§ TASK BRIEF: In the data, extract each line that holds the string "portions".

§ DATA PROVIDED:

## start

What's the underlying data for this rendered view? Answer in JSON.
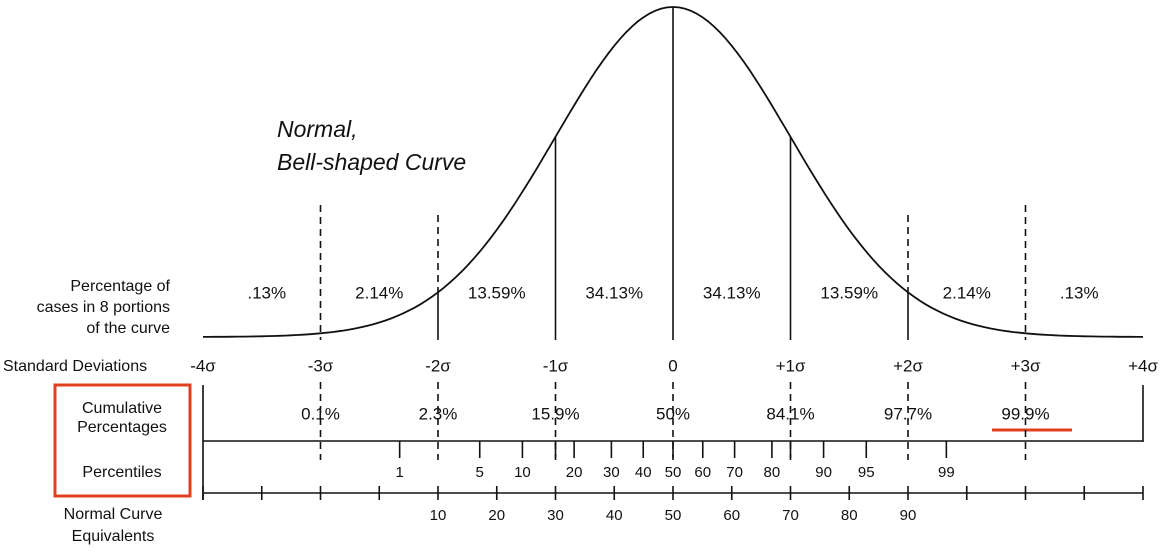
{
  "title": [
    "Normal,",
    "Bell-shaped Curve"
  ],
  "row_labels": {
    "portions": [
      "Percentage of",
      "cases in 8 portions",
      "of the curve"
    ],
    "standard_deviations": "Standard Deviations",
    "cumulative": [
      "Cumulative",
      "Percentages"
    ],
    "percentiles": "Percentiles",
    "nce": [
      "Normal Curve",
      "Equivalents"
    ]
  },
  "portions": [
    ".13%",
    "2.14%",
    "13.59%",
    "34.13%",
    "34.13%",
    "13.59%",
    "2.14%",
    ".13%"
  ],
  "sigmas": [
    "-4σ",
    "-3σ",
    "-2σ",
    "-1σ",
    "0",
    "+1σ",
    "+2σ",
    "+3σ",
    "+4σ"
  ],
  "cumulative_percentages": [
    "0.1%",
    "2.3%",
    "15.9%",
    "50%",
    "84.1%",
    "97.7%",
    "99.9%"
  ],
  "percentiles": [
    1,
    5,
    10,
    20,
    30,
    40,
    50,
    60,
    70,
    80,
    90,
    95,
    99
  ],
  "normal_curve_equivalents": [
    10,
    20,
    30,
    40,
    50,
    60,
    70,
    80,
    90
  ]
}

## end

§ THE REPLY:
    "portions": [
      "cases in 8 portions",
  "portions": [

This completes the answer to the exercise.